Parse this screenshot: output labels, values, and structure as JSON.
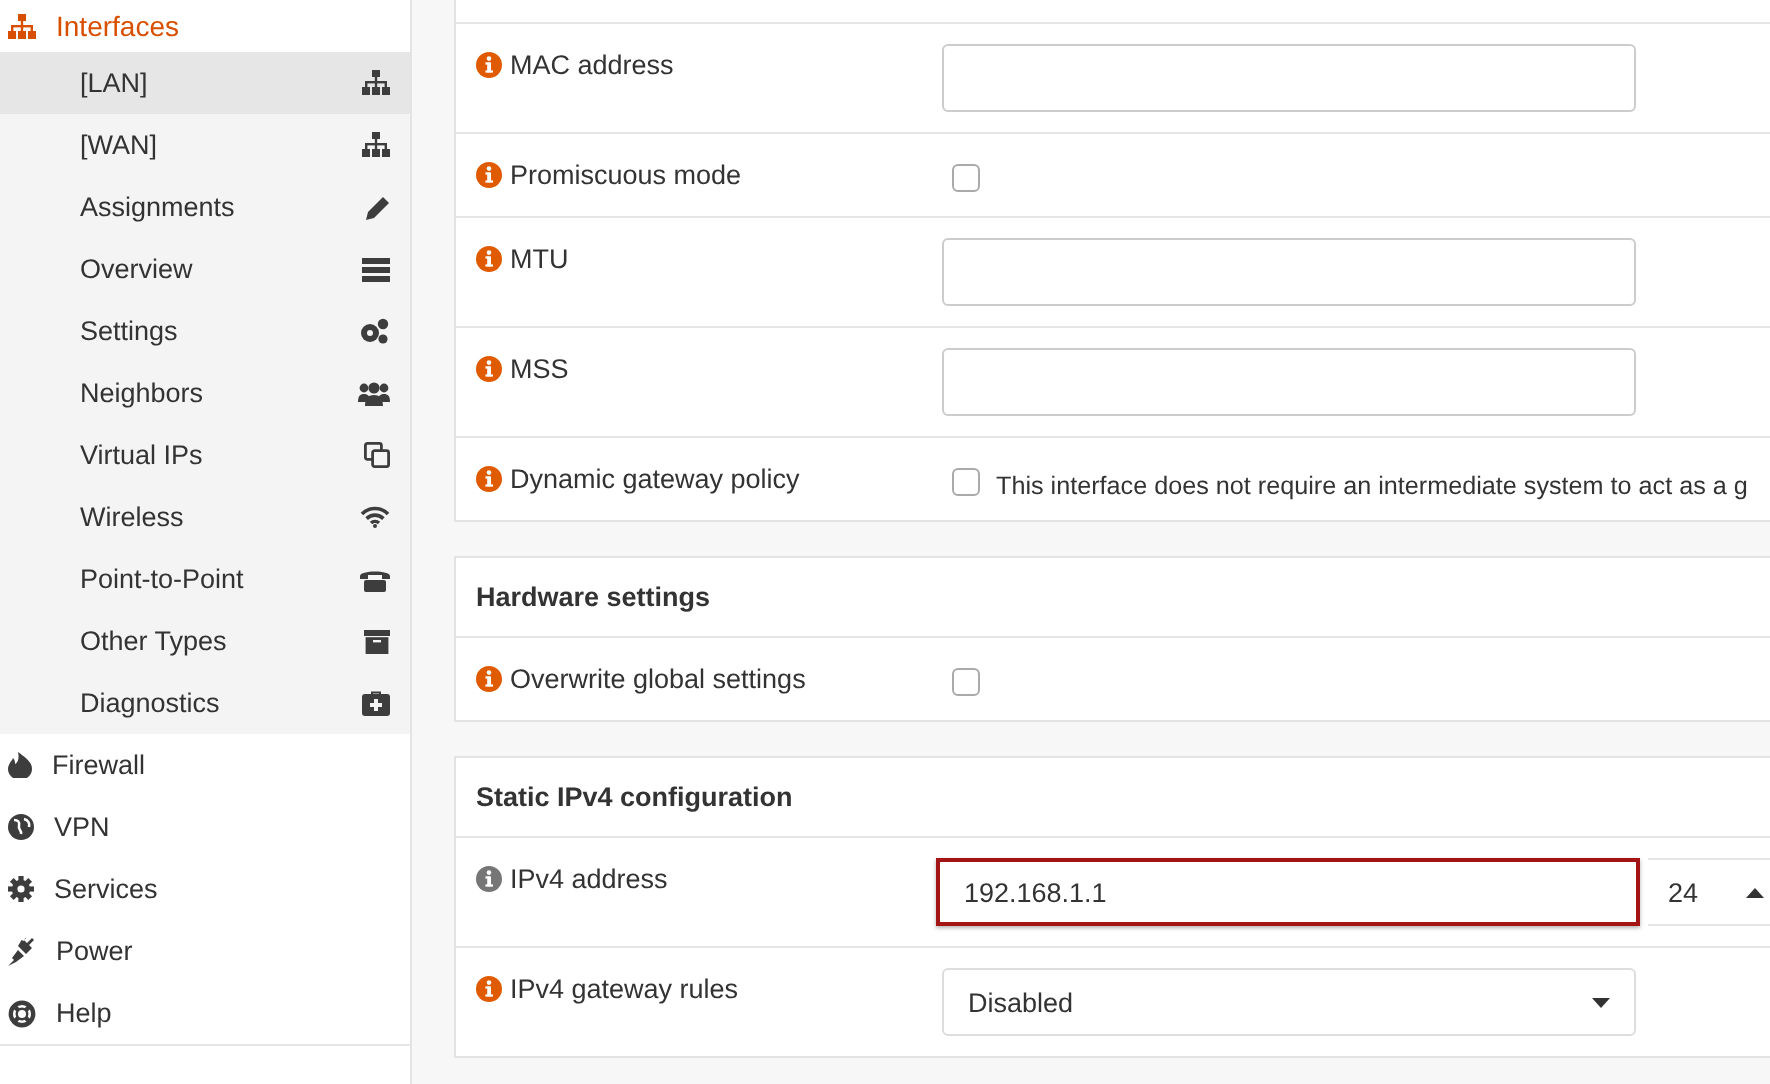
{
  "sidebar": {
    "section": {
      "label": "Interfaces"
    },
    "items": [
      {
        "label": "[LAN]",
        "selected": true
      },
      {
        "label": "[WAN]",
        "selected": false
      },
      {
        "label": "Assignments",
        "selected": false
      },
      {
        "label": "Overview",
        "selected": false
      },
      {
        "label": "Settings",
        "selected": false
      },
      {
        "label": "Neighbors",
        "selected": false
      },
      {
        "label": "Virtual IPs",
        "selected": false
      },
      {
        "label": "Wireless",
        "selected": false
      },
      {
        "label": "Point-to-Point",
        "selected": false
      },
      {
        "label": "Other Types",
        "selected": false
      },
      {
        "label": "Diagnostics",
        "selected": false
      }
    ],
    "menu": [
      "Firewall",
      "VPN",
      "Services",
      "Power",
      "Help"
    ]
  },
  "panels": [
    {
      "rows": [
        {
          "kind": "text",
          "label": "MAC address",
          "color": "#e05a00",
          "value": ""
        },
        {
          "kind": "checkbox",
          "label": "Promiscuous mode",
          "color": "#e05a00",
          "checked": false
        },
        {
          "kind": "text",
          "label": "MTU",
          "color": "#e05a00",
          "value": ""
        },
        {
          "kind": "text",
          "label": "MSS",
          "color": "#e05a00",
          "value": ""
        },
        {
          "kind": "checkbox",
          "label": "Dynamic gateway policy",
          "color": "#e05a00",
          "checked": false,
          "text": "This interface does not require an intermediate system to act as a g"
        }
      ]
    },
    {
      "title": "Hardware settings",
      "rows": [
        {
          "kind": "checkbox",
          "label": "Overwrite global settings",
          "color": "#e05a00",
          "checked": false
        }
      ]
    },
    {
      "title": "Static IPv4 configuration",
      "rows": [
        {
          "kind": "cidr",
          "label": "IPv4 address",
          "color": "#767676",
          "value": "192.168.1.1",
          "highlighted": true,
          "prefix": "24"
        },
        {
          "kind": "select",
          "label": "IPv4 gateway rules",
          "color": "#e05a00",
          "value": "Disabled"
        }
      ]
    }
  ]
}
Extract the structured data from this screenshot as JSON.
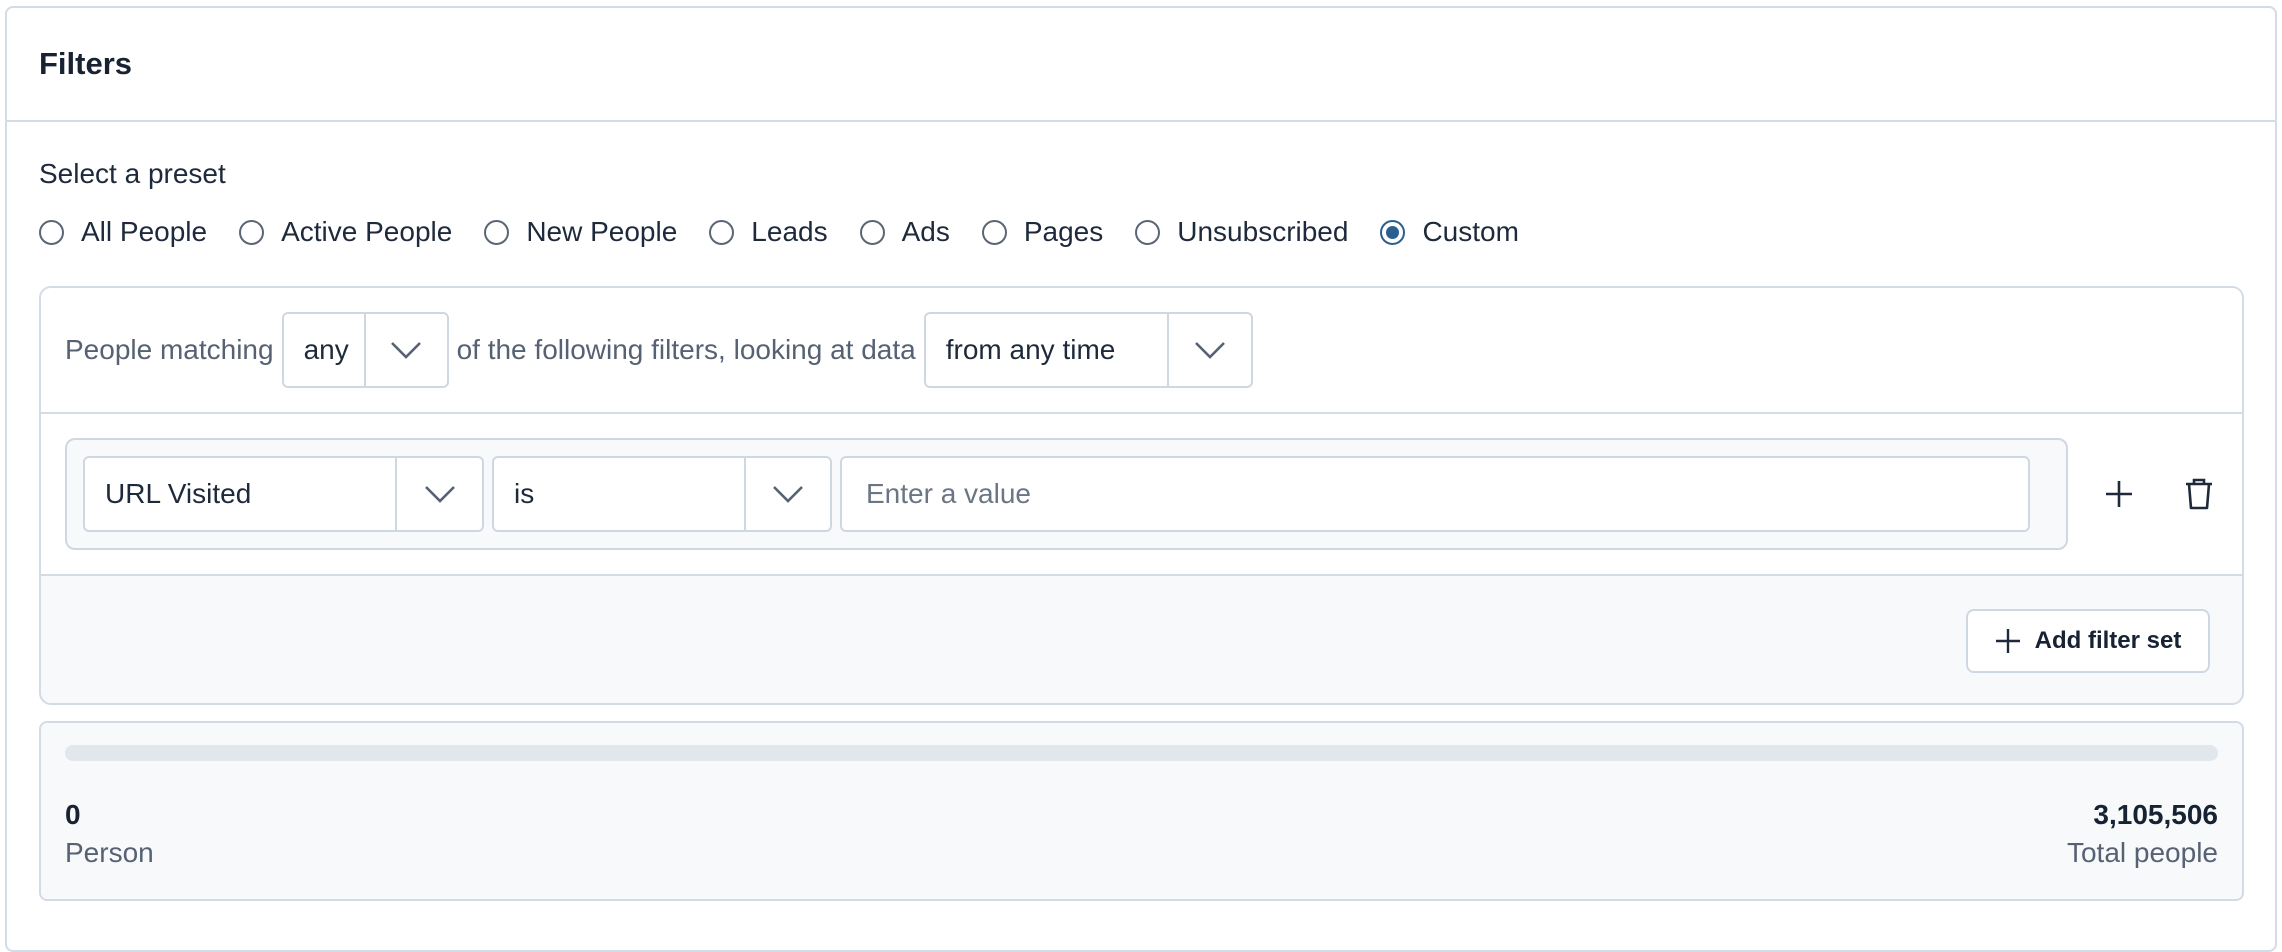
{
  "panel": {
    "title": "Filters"
  },
  "preset": {
    "label": "Select a preset",
    "options": [
      {
        "label": "All People",
        "checked": false
      },
      {
        "label": "Active People",
        "checked": false
      },
      {
        "label": "New People",
        "checked": false
      },
      {
        "label": "Leads",
        "checked": false
      },
      {
        "label": "Ads",
        "checked": false
      },
      {
        "label": "Pages",
        "checked": false
      },
      {
        "label": "Unsubscribed",
        "checked": false
      },
      {
        "label": "Custom",
        "checked": true
      }
    ]
  },
  "match": {
    "prefix": "People matching",
    "mode": "any",
    "middle": "of the following filters, looking at data",
    "timeframe": "from any time"
  },
  "rule": {
    "field": "URL Visited",
    "operator": "is",
    "value": "",
    "placeholder": "Enter a value",
    "add_icon": "plus-icon",
    "delete_icon": "trash-icon"
  },
  "add_filter_set": {
    "label": "Add filter set",
    "icon": "plus-icon"
  },
  "summary": {
    "matched_count": "0",
    "matched_label": "Person",
    "total_count": "3,105,506",
    "total_label": "Total people",
    "progress": 0
  },
  "colors": {
    "accent": "#2b5f8f",
    "border": "#d3dce6",
    "muted_text": "#566273"
  }
}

____

> **Task statement**:
The records above must be transcribed exactly. Pictures are left out of the copy.

> **Full response**:
Parse this screenshot: output labels, values, and structure as JSON.
{
  "sidebar": {
    "section": {
      "label": "Interfaces"
    },
    "items": [
      {
        "label": "[LAN]",
        "selected": true
      },
      {
        "label": "[WAN]",
        "selected": false
      },
      {
        "label": "Assignments",
        "selected": false
      },
      {
        "label": "Overview",
        "selected": false
      },
      {
        "label": "Settings",
        "selected": false
      },
      {
        "label": "Neighbors",
        "selected": false
      },
      {
        "label": "Virtual IPs",
        "selected": false
      },
      {
        "label": "Wireless",
        "selected": false
      },
      {
        "label": "Point-to-Point",
        "selected": false
      },
      {
        "label": "Other Types",
        "selected": false
      },
      {
        "label": "Diagnostics",
        "selected": false
      }
    ],
    "menu": [
      "Firewall",
      "VPN",
      "Services",
      "Power",
      "Help"
    ]
  },
  "panels": [
    {
      "rows": [
        {
          "kind": "text",
          "label": "MAC address",
          "color": "#e05a00",
          "value": ""
        },
        {
          "kind": "checkbox",
          "label": "Promiscuous mode",
          "color": "#e05a00",
          "checked": false
        },
        {
          "kind": "text",
          "label": "MTU",
          "color": "#e05a00",
          "value": ""
        },
        {
          "kind": "text",
          "label": "MSS",
          "color": "#e05a00",
          "value": ""
        },
        {
          "kind": "checkbox",
          "label": "Dynamic gateway policy",
          "color": "#e05a00",
          "checked": false,
          "text": "This interface does not require an intermediate system to act as a g"
        }
      ]
    },
    {
      "title": "Hardware settings",
      "rows": [
        {
          "kind": "checkbox",
          "label": "Overwrite global settings",
          "color": "#e05a00",
          "checked": false
        }
      ]
    },
    {
      "title": "Static IPv4 configuration",
      "rows": [
        {
          "kind": "cidr",
          "label": "IPv4 address",
          "color": "#767676",
          "value": "192.168.1.1",
          "highlighted": true,
          "prefix": "24"
        },
        {
          "kind": "select",
          "label": "IPv4 gateway rules",
          "color": "#e05a00",
          "value": "Disabled"
        }
      ]
    }
  ]
}
Extract the structured data from this screenshot as JSON.
{
  "panel": {
    "title": "Filters"
  },
  "preset": {
    "label": "Select a preset",
    "options": [
      {
        "label": "All People",
        "checked": false
      },
      {
        "label": "Active People",
        "checked": false
      },
      {
        "label": "New People",
        "checked": false
      },
      {
        "label": "Leads",
        "checked": false
      },
      {
        "label": "Ads",
        "checked": false
      },
      {
        "label": "Pages",
        "checked": false
      },
      {
        "label": "Unsubscribed",
        "checked": false
      },
      {
        "label": "Custom",
        "checked": true
      }
    ]
  },
  "match": {
    "prefix": "People matching",
    "mode": "any",
    "middle": "of the following filters, looking at data",
    "timeframe": "from any time"
  },
  "rule": {
    "field": "URL Visited",
    "operator": "is",
    "value": "",
    "placeholder": "Enter a value",
    "add_icon": "plus-icon",
    "delete_icon": "trash-icon"
  },
  "add_filter_set": {
    "label": "Add filter set",
    "icon": "plus-icon"
  },
  "summary": {
    "matched_count": "0",
    "matched_label": "Person",
    "total_count": "3,105,506",
    "total_label": "Total people",
    "progress": 0
  },
  "colors": {
    "accent": "#2b5f8f",
    "border": "#d3dce6",
    "muted_text": "#566273"
  }
}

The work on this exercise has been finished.